#### Directions for this task:
Using the material below, copy every line where "xlabel" appears.

Excerpts from a figure dataset:
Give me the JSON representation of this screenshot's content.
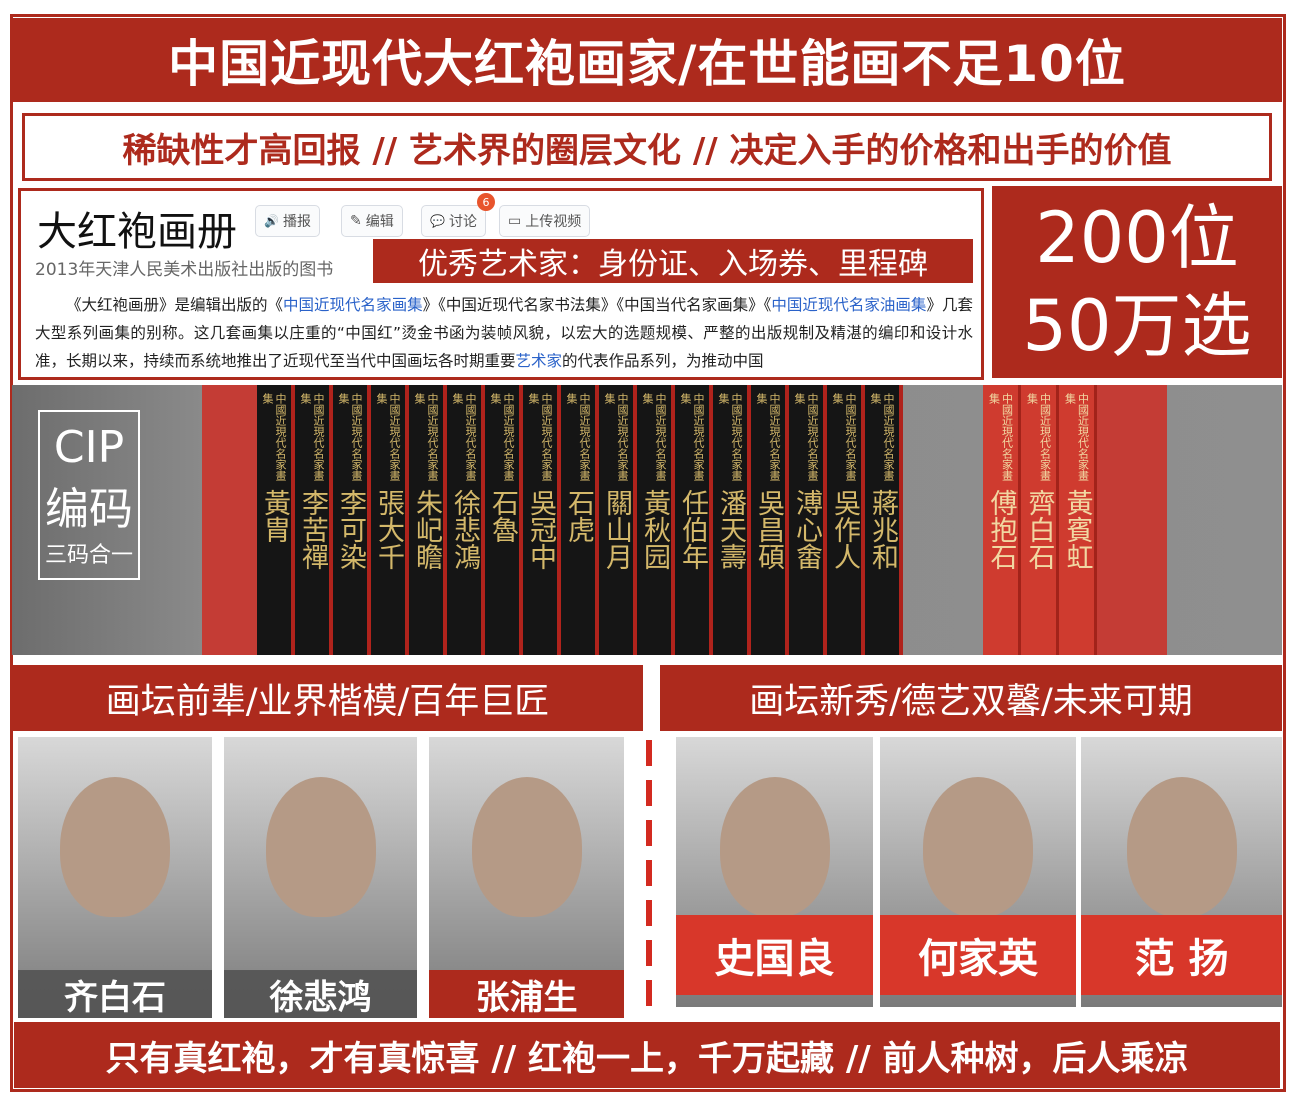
{
  "title": "中国近现代大红袍画家/在世能画不足10位",
  "subtitle": "稀缺性才高回报 // 艺术界的圈层文化 // 决定入手的价格和出手的价值",
  "encyclopedia": {
    "heading": "大红袍画册",
    "buttons": [
      {
        "icon": "speaker-icon",
        "glyph": "🔊",
        "label": "播报"
      },
      {
        "icon": "pencil-icon",
        "glyph": "✎",
        "label": "编辑"
      },
      {
        "icon": "comment-icon",
        "glyph": "💬",
        "label": "讨论"
      },
      {
        "icon": "video-icon",
        "glyph": "▭",
        "label": "上传视频"
      }
    ],
    "discussion_badge": "6",
    "description": "2013年天津人民美术出版社出版的图书",
    "banner": "优秀艺术家：身份证、入场券、里程碑",
    "para": {
      "p1": "《大红袍画册》是编辑出版的《",
      "l1": "中国近现代名家画集",
      "p2": "》《中国近现代名家书法集》《中国当代名家画集》《",
      "l2": "中国近现代名家油画集",
      "p3": "》几套大型系列画集的别称。这几套画集以庄重的“中国红”烫金书函为装帧风貌，以宏大的选题规模、严整的出版规制及精湛的编印和设计水准，长期以来，持续而系统地推出了近现代至当代中国画坛各时期重要",
      "l3": "艺术家",
      "p4": "的代表作品系列，为推动中国"
    }
  },
  "count": {
    "line1": "200位",
    "line2": "50万选"
  },
  "cip": {
    "line1": "CIP",
    "line2": "编码",
    "line3": "三码合一"
  },
  "book_series": "中國近現代名家畫集",
  "books_black": [
    "黃胄",
    "李苦禪",
    "李可染",
    "張大千",
    "朱屺瞻",
    "徐悲鴻",
    "石魯",
    "吳冠中",
    "石虎",
    "關山月",
    "黃秋园",
    "任伯年",
    "潘天壽",
    "吳昌碩",
    "溥心畬",
    "吳作人",
    "蔣兆和"
  ],
  "books_red": [
    "傅抱石",
    "齊白石",
    "黃賓虹"
  ],
  "left_header": "画坛前辈/业界楷模/百年巨匠",
  "right_header": "画坛新秀/德艺双馨/未来可期",
  "masters": [
    "齐白石",
    "徐悲鸿",
    "张浦生"
  ],
  "newcomers": [
    "史国良",
    "何家英",
    "范 扬"
  ],
  "bottom": "只有真红袍，才有真惊喜 // 红袍一上，千万起藏 // 前人种树，后人乘凉",
  "colors": {
    "brand_red": "#ad2a1d",
    "link_blue": "#2a62c9"
  }
}
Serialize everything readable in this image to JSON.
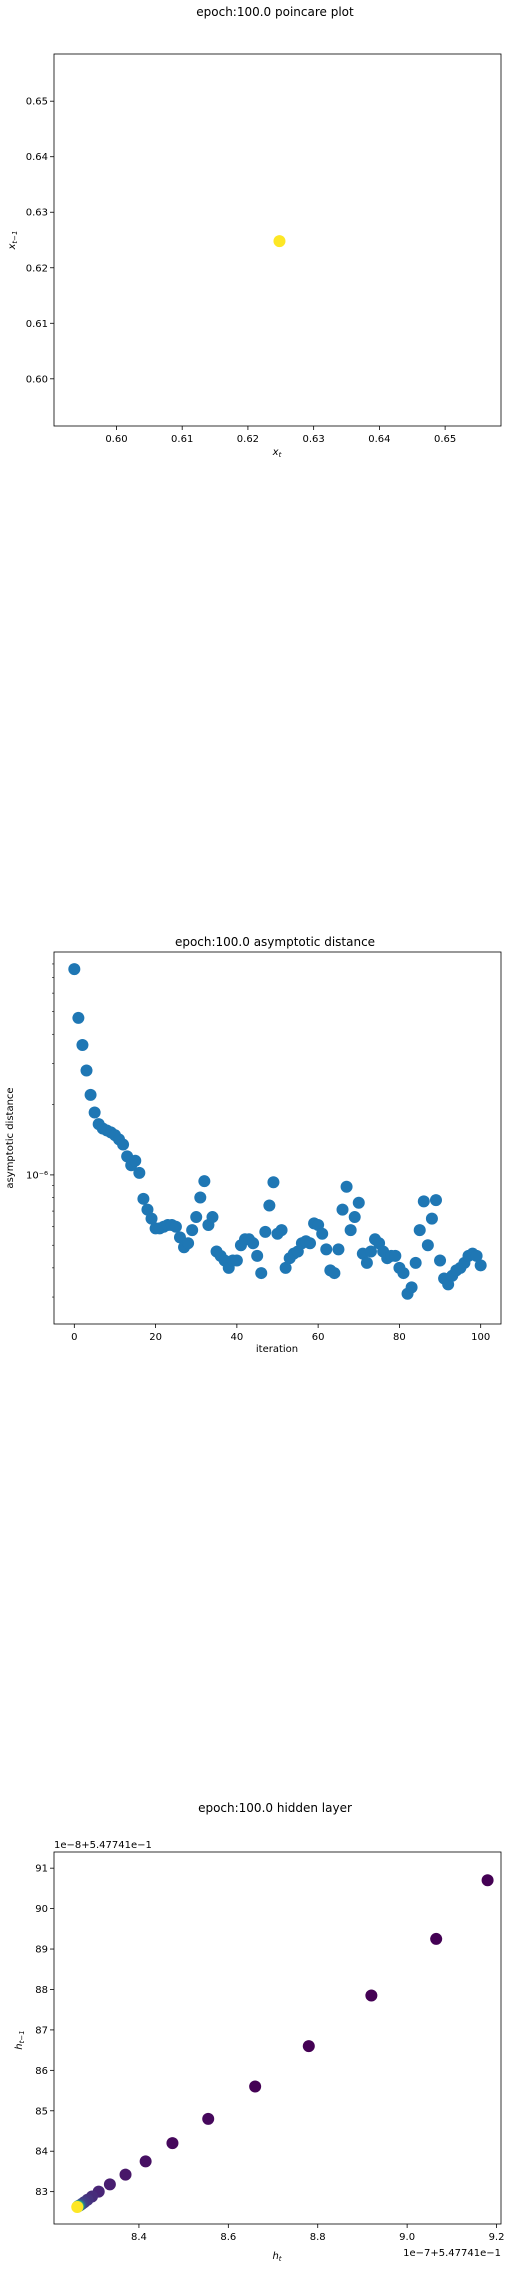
{
  "chart_data": [
    {
      "type": "scatter",
      "title": "epoch:100.0 poincare plot",
      "xlabel": "x_t",
      "ylabel": "x_{t-1}",
      "xlim": [
        0.5905,
        0.6585
      ],
      "ylim": [
        0.5915,
        0.6585
      ],
      "x_ticks": [
        0.6,
        0.61,
        0.62,
        0.63,
        0.64,
        0.65
      ],
      "x_tick_labels": [
        "0.60",
        "0.61",
        "0.62",
        "0.63",
        "0.64",
        "0.65"
      ],
      "y_ticks": [
        0.6,
        0.61,
        0.62,
        0.63,
        0.64,
        0.65
      ],
      "y_tick_labels": [
        "0.60",
        "0.61",
        "0.62",
        "0.63",
        "0.64",
        "0.65"
      ],
      "points": [
        {
          "x": 0.6248,
          "y": 0.6248,
          "color": "#fde725"
        }
      ]
    },
    {
      "type": "scatter",
      "title": "epoch:100.0 asymptotic distance",
      "xlabel": "iteration",
      "ylabel": "asymptotic distance",
      "y_scale": "log",
      "xlim": [
        -5,
        105
      ],
      "ylim": [
        2.3e-07,
        9e-06
      ],
      "x_ticks": [
        0,
        20,
        40,
        60,
        80,
        100
      ],
      "x_tick_labels": [
        "0",
        "20",
        "40",
        "60",
        "80",
        "100"
      ],
      "y_ticks": [
        1e-06
      ],
      "y_tick_labels": [
        "10⁻⁶"
      ],
      "y_minor_ticks": [
        3e-07,
        4e-07,
        5e-07,
        6e-07,
        7e-07,
        8e-07,
        9e-07,
        2e-06,
        3e-06,
        4e-06,
        5e-06,
        6e-06,
        7e-06,
        8e-06
      ],
      "color": "#1f77b4",
      "x": [
        0,
        1,
        2,
        3,
        4,
        5,
        6,
        7,
        8,
        9,
        10,
        11,
        12,
        13,
        14,
        15,
        16,
        17,
        18,
        19,
        20,
        21,
        22,
        23,
        24,
        25,
        26,
        27,
        28,
        29,
        30,
        31,
        32,
        33,
        34,
        35,
        36,
        37,
        38,
        39,
        40,
        41,
        42,
        43,
        44,
        45,
        46,
        47,
        48,
        49,
        50,
        51,
        52,
        53,
        54,
        55,
        56,
        57,
        58,
        59,
        60,
        61,
        62,
        63,
        64,
        65,
        66,
        67,
        68,
        69,
        70,
        71,
        72,
        73,
        74,
        75,
        76,
        77,
        78,
        79,
        80,
        81,
        82,
        83,
        84,
        85,
        86,
        87,
        88,
        89,
        90,
        91,
        92,
        93,
        94,
        95,
        96,
        97,
        98,
        99,
        100
      ],
      "y": [
        7.6e-06,
        4.7e-06,
        3.6e-06,
        2.8e-06,
        2.2e-06,
        1.85e-06,
        1.65e-06,
        1.58e-06,
        1.55e-06,
        1.52e-06,
        1.48e-06,
        1.42e-06,
        1.35e-06,
        1.2e-06,
        1.1e-06,
        1.15e-06,
        1.02e-06,
        7.9e-07,
        7.1e-07,
        6.5e-07,
        5.9e-07,
        5.9e-07,
        6e-07,
        6.1e-07,
        6.1e-07,
        6e-07,
        5.4e-07,
        4.9e-07,
        5.1e-07,
        5.8e-07,
        6.6e-07,
        8e-07,
        9.4e-07,
        6.1e-07,
        6.6e-07,
        4.7e-07,
        4.5e-07,
        4.3e-07,
        4e-07,
        4.3e-07,
        4.3e-07,
        5e-07,
        5.3e-07,
        5.3e-07,
        5.1e-07,
        4.5e-07,
        3.8e-07,
        5.7e-07,
        7.4e-07,
        9.3e-07,
        5.6e-07,
        5.8e-07,
        4e-07,
        4.4e-07,
        4.6e-07,
        4.7e-07,
        5.1e-07,
        5.2e-07,
        5.1e-07,
        6.2e-07,
        6.1e-07,
        5.6e-07,
        4.8e-07,
        3.9e-07,
        3.8e-07,
        4.8e-07,
        7.1e-07,
        8.9e-07,
        5.8e-07,
        6.6e-07,
        7.6e-07,
        4.6e-07,
        4.2e-07,
        4.7e-07,
        5.3e-07,
        5.1e-07,
        4.7e-07,
        4.4e-07,
        4.5e-07,
        4.5e-07,
        4e-07,
        3.8e-07,
        3.1e-07,
        3.3e-07,
        4.2e-07,
        5.8e-07,
        7.7e-07,
        5e-07,
        6.5e-07,
        7.8e-07,
        4.3e-07,
        3.6e-07,
        3.4e-07,
        3.7e-07,
        3.9e-07,
        4e-07,
        4.2e-07,
        4.5e-07,
        4.6e-07,
        4.5e-07,
        4.1e-07
      ]
    },
    {
      "type": "scatter",
      "title": "epoch:100.0 hidden layer",
      "xlabel": "h_t",
      "ylabel": "h_{t-1}",
      "x_offset_text": "1e−7+5.47741e−1",
      "y_offset_text": "1e−8+5.47741e−1",
      "xlim": [
        8.21,
        9.21
      ],
      "ylim": [
        82.2,
        91.4
      ],
      "x_ticks": [
        8.4,
        8.6,
        8.8,
        9.0,
        9.2
      ],
      "x_tick_labels": [
        "8.4",
        "8.6",
        "8.8",
        "9.0",
        "9.2"
      ],
      "y_ticks": [
        83,
        84,
        85,
        86,
        87,
        88,
        89,
        90,
        91
      ],
      "y_tick_labels": [
        "83",
        "84",
        "85",
        "86",
        "87",
        "88",
        "89",
        "90",
        "91"
      ],
      "colormap": "viridis",
      "points": [
        {
          "x": 9.18,
          "y": 90.7,
          "color": "#440154"
        },
        {
          "x": 9.065,
          "y": 89.25,
          "color": "#440154"
        },
        {
          "x": 8.92,
          "y": 87.85,
          "color": "#440154"
        },
        {
          "x": 8.78,
          "y": 86.6,
          "color": "#440154"
        },
        {
          "x": 8.66,
          "y": 85.6,
          "color": "#440154"
        },
        {
          "x": 8.555,
          "y": 84.8,
          "color": "#46085c"
        },
        {
          "x": 8.475,
          "y": 84.2,
          "color": "#46085c"
        },
        {
          "x": 8.415,
          "y": 83.75,
          "color": "#471063"
        },
        {
          "x": 8.37,
          "y": 83.42,
          "color": "#481769"
        },
        {
          "x": 8.335,
          "y": 83.18,
          "color": "#481e70"
        },
        {
          "x": 8.31,
          "y": 83.0,
          "color": "#482576"
        },
        {
          "x": 8.295,
          "y": 82.88,
          "color": "#472c7a"
        },
        {
          "x": 8.285,
          "y": 82.8,
          "color": "#46337e"
        },
        {
          "x": 8.278,
          "y": 82.74,
          "color": "#443a83"
        },
        {
          "x": 8.273,
          "y": 82.7,
          "color": "#424086"
        },
        {
          "x": 8.269,
          "y": 82.67,
          "color": "#3b528b"
        },
        {
          "x": 8.266,
          "y": 82.65,
          "color": "#2c728e"
        },
        {
          "x": 8.264,
          "y": 82.64,
          "color": "#21918c"
        },
        {
          "x": 8.263,
          "y": 82.63,
          "color": "#5ec962"
        },
        {
          "x": 8.262,
          "y": 82.62,
          "color": "#fde725"
        }
      ]
    }
  ]
}
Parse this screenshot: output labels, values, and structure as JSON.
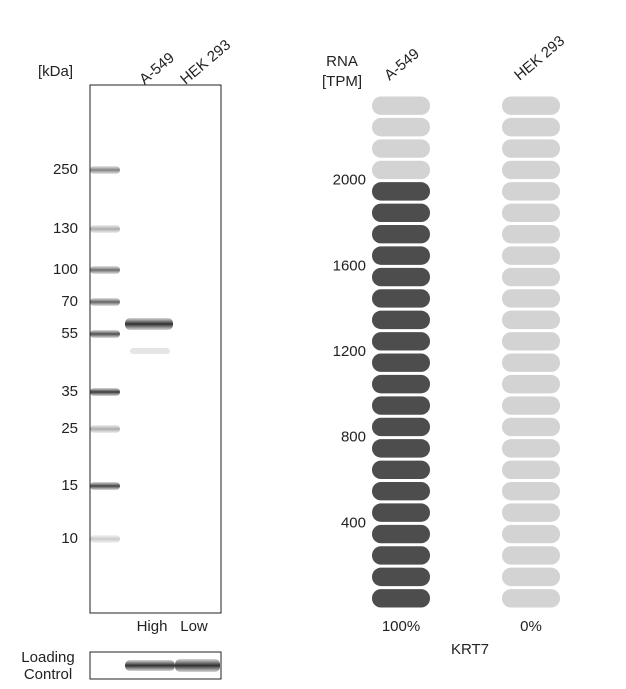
{
  "blot": {
    "unit": "[kDa]",
    "lanes": [
      "A-549",
      "HEK 293"
    ],
    "markers": [
      "250",
      "130",
      "100",
      "70",
      "55",
      "35",
      "25",
      "15",
      "10"
    ],
    "levels": [
      "High",
      "Low"
    ],
    "loading_label": [
      "Loading",
      "Control"
    ]
  },
  "chart_data": {
    "type": "pill-bar",
    "y_label": [
      "RNA",
      "[TPM]"
    ],
    "categories": [
      "A-549",
      "HEK 293"
    ],
    "values": [
      2000,
      0
    ],
    "percent_labels": [
      "100%",
      "0%"
    ],
    "gene": "KRT7",
    "ylim": [
      0,
      2400
    ],
    "yticks": [
      400,
      800,
      1200,
      1600,
      2000
    ],
    "filled_color": "#4d4d4d",
    "empty_color": "#d3d3d3"
  }
}
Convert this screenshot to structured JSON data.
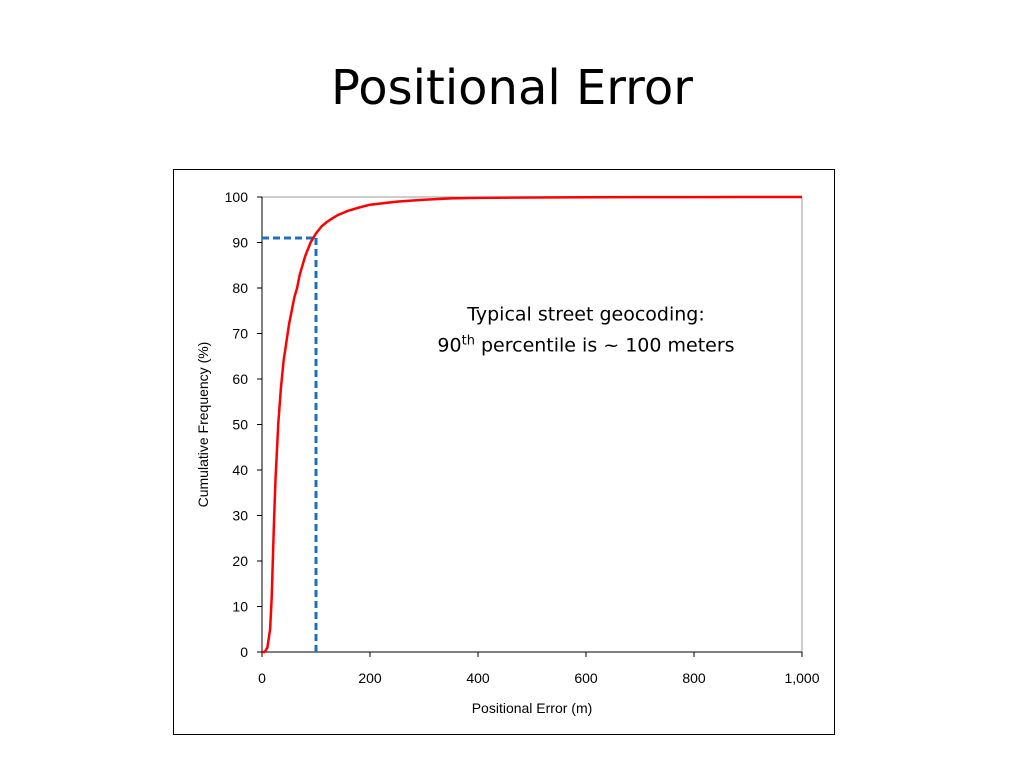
{
  "slide": {
    "title": "Positional Error"
  },
  "chart_data": {
    "type": "line",
    "xlabel": "Positional Error (m)",
    "ylabel": "Cumulative Frequency (%)",
    "xlim": [
      0,
      1000
    ],
    "ylim": [
      0,
      100
    ],
    "x_ticks": [
      "0",
      "200",
      "400",
      "600",
      "800",
      "1,000"
    ],
    "x_tick_values": [
      0,
      200,
      400,
      600,
      800,
      1000
    ],
    "y_ticks": [
      "0",
      "10",
      "20",
      "30",
      "40",
      "50",
      "60",
      "70",
      "80",
      "90",
      "100"
    ],
    "y_tick_values": [
      0,
      10,
      20,
      30,
      40,
      50,
      60,
      70,
      80,
      90,
      100
    ],
    "grid": false,
    "series": [
      {
        "color": "#ff0000",
        "x": [
          0,
          5,
          10,
          15,
          18,
          20,
          22,
          25,
          28,
          30,
          35,
          40,
          45,
          50,
          55,
          60,
          65,
          70,
          75,
          80,
          85,
          90,
          95,
          100,
          110,
          120,
          130,
          140,
          150,
          160,
          180,
          200,
          250,
          300,
          350,
          400,
          500,
          600,
          700,
          800,
          880,
          1000
        ],
        "y": [
          0,
          0,
          1,
          5,
          12,
          20,
          28,
          38,
          45,
          50,
          58,
          64,
          68,
          72,
          75,
          78,
          80,
          83,
          85,
          87,
          88.5,
          90,
          91,
          92,
          93.5,
          94.5,
          95.3,
          96,
          96.5,
          97,
          97.7,
          98.3,
          99,
          99.4,
          99.7,
          99.8,
          99.9,
          99.95,
          99.97,
          99.98,
          100,
          100
        ]
      }
    ],
    "reference_lines": [
      {
        "color": "#1f6fbf",
        "x": 100,
        "y": 91
      }
    ],
    "annotation": {
      "line1": "Typical street geocoding:",
      "line2_prefix": "90",
      "line2_sup": "th",
      "line2_suffix": " percentile is ~ 100 meters",
      "x": 600,
      "y": 72
    }
  }
}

#### Full output:
      "xlabel": "x_t",
      "xlabel": "iteration",
      "xlabel": "h_t",
    "xlabel": "Positional Error (m)",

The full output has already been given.